>>>>>
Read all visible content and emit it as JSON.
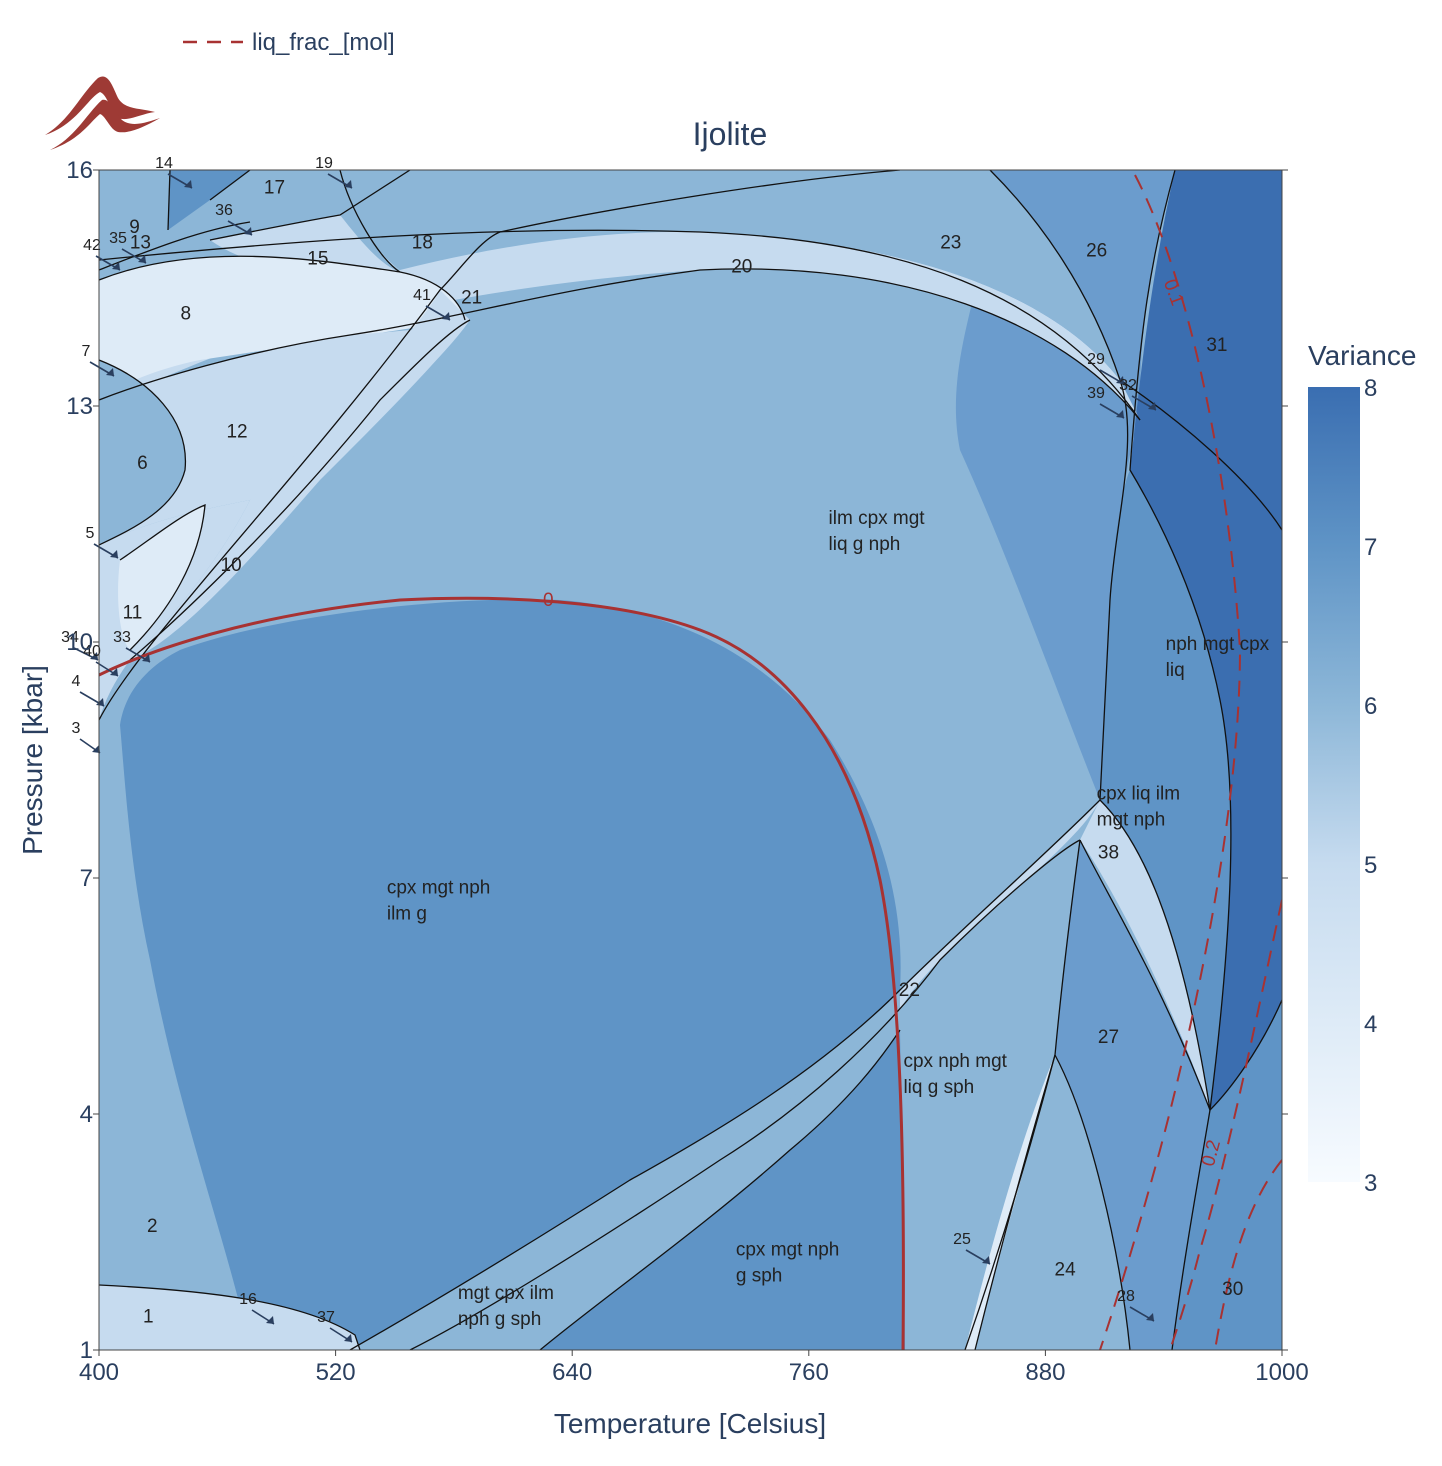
{
  "chart_data": {
    "type": "heatmap",
    "title": "Ijolite",
    "xlabel": "Temperature [Celsius]",
    "ylabel": "Pressure [kbar]",
    "xlim": [
      400,
      1000
    ],
    "ylim": [
      1,
      16
    ],
    "xticks": [
      "400",
      "520",
      "640",
      "760",
      "880",
      "1000"
    ],
    "yticks": [
      "1",
      "4",
      "7",
      "10",
      "13",
      "16"
    ],
    "colorbar": {
      "title": "Variance",
      "ticks": [
        "3",
        "4",
        "5",
        "6",
        "7",
        "8"
      ],
      "range": [
        3,
        8
      ],
      "colors": [
        "#f7fbff",
        "#deebf7",
        "#c6dbef",
        "#9ecae1",
        "#6baed6",
        "#2171b5"
      ]
    },
    "legend": {
      "position": "top-left",
      "entries": [
        "liq_frac_[mol]"
      ]
    },
    "contour_labels": [
      "0",
      "0.1",
      "0.2"
    ],
    "fields": [
      {
        "id": "1",
        "x": 425,
        "y": 1.35,
        "variance": 5
      },
      {
        "id": "2",
        "x": 427,
        "y": 2.5,
        "variance": 6
      },
      {
        "id": "6",
        "x": 422,
        "y": 12.2,
        "variance": 6
      },
      {
        "id": "8",
        "x": 444,
        "y": 14.1,
        "variance": 4
      },
      {
        "id": "9",
        "x": 418,
        "y": 15.2,
        "variance": 6
      },
      {
        "id": "10",
        "x": 467,
        "y": 10.9,
        "variance": 5
      },
      {
        "id": "11",
        "x": 417,
        "y": 10.3,
        "variance": 4
      },
      {
        "id": "12",
        "x": 470,
        "y": 12.6,
        "variance": 5
      },
      {
        "id": "13",
        "x": 421,
        "y": 15.0,
        "variance": 5
      },
      {
        "id": "15",
        "x": 511,
        "y": 14.8,
        "variance": 5
      },
      {
        "id": "17",
        "x": 489,
        "y": 15.7,
        "variance": 6
      },
      {
        "id": "18",
        "x": 564,
        "y": 15.0,
        "variance": 6
      },
      {
        "id": "20",
        "x": 726,
        "y": 14.7,
        "variance": 5
      },
      {
        "id": "21",
        "x": 589,
        "y": 14.3,
        "variance": 5
      },
      {
        "id": "22",
        "x": 811,
        "y": 5.5,
        "variance": 5
      },
      {
        "id": "23",
        "x": 832,
        "y": 15.0,
        "variance": 6
      },
      {
        "id": "24",
        "x": 890,
        "y": 1.95,
        "variance": 6
      },
      {
        "id": "26",
        "x": 906,
        "y": 14.9,
        "variance": 7
      },
      {
        "id": "27",
        "x": 912,
        "y": 4.9,
        "variance": 7
      },
      {
        "id": "30",
        "x": 975,
        "y": 1.7,
        "variance": 7
      },
      {
        "id": "31",
        "x": 967,
        "y": 13.7,
        "variance": 8
      },
      {
        "id": "38",
        "x": 912,
        "y": 7.25,
        "variance": 6
      }
    ],
    "small_fields": [
      "3",
      "4",
      "5",
      "7",
      "14",
      "16",
      "19",
      "25",
      "28",
      "29",
      "32",
      "33",
      "34",
      "35",
      "36",
      "37",
      "39",
      "40",
      "41",
      "42"
    ],
    "assemblage_labels": [
      {
        "lines": [
          "ilm cpx mgt",
          "liq g nph"
        ],
        "x": 770,
        "y": 11.5,
        "variance": 6
      },
      {
        "lines": [
          "cpx mgt nph",
          "ilm g"
        ],
        "x": 546,
        "y": 6.8,
        "variance": 7
      },
      {
        "lines": [
          "nph mgt cpx",
          "liq"
        ],
        "x": 941,
        "y": 9.9,
        "variance": 8
      },
      {
        "lines": [
          "cpx liq ilm",
          "mgt nph"
        ],
        "x": 906,
        "y": 8.0,
        "variance": 7
      },
      {
        "lines": [
          "cpx nph mgt",
          "liq g sph"
        ],
        "x": 808,
        "y": 4.6,
        "variance": 6
      },
      {
        "lines": [
          "mgt cpx ilm",
          "nph g sph"
        ],
        "x": 582,
        "y": 1.65,
        "variance": 6
      },
      {
        "lines": [
          "cpx mgt nph",
          "g sph"
        ],
        "x": 723,
        "y": 2.2,
        "variance": 7
      }
    ]
  }
}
<<<<<
INSTRUCTIONS TO FOLLOW >> Go through the entries above and print each one exactly, minus the pictures.

RESULT >>
Read all visible content and emit it as JSON.
{
  "chart_data": {
    "type": "heatmap",
    "title": "Ijolite",
    "xlabel": "Temperature [Celsius]",
    "ylabel": "Pressure [kbar]",
    "xlim": [
      400,
      1000
    ],
    "ylim": [
      1,
      16
    ],
    "xticks": [
      "400",
      "520",
      "640",
      "760",
      "880",
      "1000"
    ],
    "yticks": [
      "1",
      "4",
      "7",
      "10",
      "13",
      "16"
    ],
    "colorbar": {
      "title": "Variance",
      "ticks": [
        "3",
        "4",
        "5",
        "6",
        "7",
        "8"
      ],
      "range": [
        3,
        8
      ],
      "colors": [
        "#f7fbff",
        "#deebf7",
        "#c6dbef",
        "#9ecae1",
        "#6baed6",
        "#2171b5"
      ]
    },
    "legend": {
      "position": "top-left",
      "entries": [
        "liq_frac_[mol]"
      ]
    },
    "contour_labels": [
      "0",
      "0.1",
      "0.2"
    ],
    "fields": [
      {
        "id": "1",
        "x": 425,
        "y": 1.35,
        "variance": 5
      },
      {
        "id": "2",
        "x": 427,
        "y": 2.5,
        "variance": 6
      },
      {
        "id": "6",
        "x": 422,
        "y": 12.2,
        "variance": 6
      },
      {
        "id": "8",
        "x": 444,
        "y": 14.1,
        "variance": 4
      },
      {
        "id": "9",
        "x": 418,
        "y": 15.2,
        "variance": 6
      },
      {
        "id": "10",
        "x": 467,
        "y": 10.9,
        "variance": 5
      },
      {
        "id": "11",
        "x": 417,
        "y": 10.3,
        "variance": 4
      },
      {
        "id": "12",
        "x": 470,
        "y": 12.6,
        "variance": 5
      },
      {
        "id": "13",
        "x": 421,
        "y": 15.0,
        "variance": 5
      },
      {
        "id": "15",
        "x": 511,
        "y": 14.8,
        "variance": 5
      },
      {
        "id": "17",
        "x": 489,
        "y": 15.7,
        "variance": 6
      },
      {
        "id": "18",
        "x": 564,
        "y": 15.0,
        "variance": 6
      },
      {
        "id": "20",
        "x": 726,
        "y": 14.7,
        "variance": 5
      },
      {
        "id": "21",
        "x": 589,
        "y": 14.3,
        "variance": 5
      },
      {
        "id": "22",
        "x": 811,
        "y": 5.5,
        "variance": 5
      },
      {
        "id": "23",
        "x": 832,
        "y": 15.0,
        "variance": 6
      },
      {
        "id": "24",
        "x": 890,
        "y": 1.95,
        "variance": 6
      },
      {
        "id": "26",
        "x": 906,
        "y": 14.9,
        "variance": 7
      },
      {
        "id": "27",
        "x": 912,
        "y": 4.9,
        "variance": 7
      },
      {
        "id": "30",
        "x": 975,
        "y": 1.7,
        "variance": 7
      },
      {
        "id": "31",
        "x": 967,
        "y": 13.7,
        "variance": 8
      },
      {
        "id": "38",
        "x": 912,
        "y": 7.25,
        "variance": 6
      }
    ],
    "small_fields": [
      "3",
      "4",
      "5",
      "7",
      "14",
      "16",
      "19",
      "25",
      "28",
      "29",
      "32",
      "33",
      "34",
      "35",
      "36",
      "37",
      "39",
      "40",
      "41",
      "42"
    ],
    "assemblage_labels": [
      {
        "lines": [
          "ilm cpx mgt",
          "liq g nph"
        ],
        "x": 770,
        "y": 11.5,
        "variance": 6
      },
      {
        "lines": [
          "cpx mgt nph",
          "ilm g"
        ],
        "x": 546,
        "y": 6.8,
        "variance": 7
      },
      {
        "lines": [
          "nph mgt cpx",
          "liq"
        ],
        "x": 941,
        "y": 9.9,
        "variance": 8
      },
      {
        "lines": [
          "cpx liq ilm",
          "mgt nph"
        ],
        "x": 906,
        "y": 8.0,
        "variance": 7
      },
      {
        "lines": [
          "cpx nph mgt",
          "liq g sph"
        ],
        "x": 808,
        "y": 4.6,
        "variance": 6
      },
      {
        "lines": [
          "mgt cpx ilm",
          "nph g sph"
        ],
        "x": 582,
        "y": 1.65,
        "variance": 6
      },
      {
        "lines": [
          "cpx mgt nph",
          "g sph"
        ],
        "x": 723,
        "y": 2.2,
        "variance": 7
      }
    ]
  }
}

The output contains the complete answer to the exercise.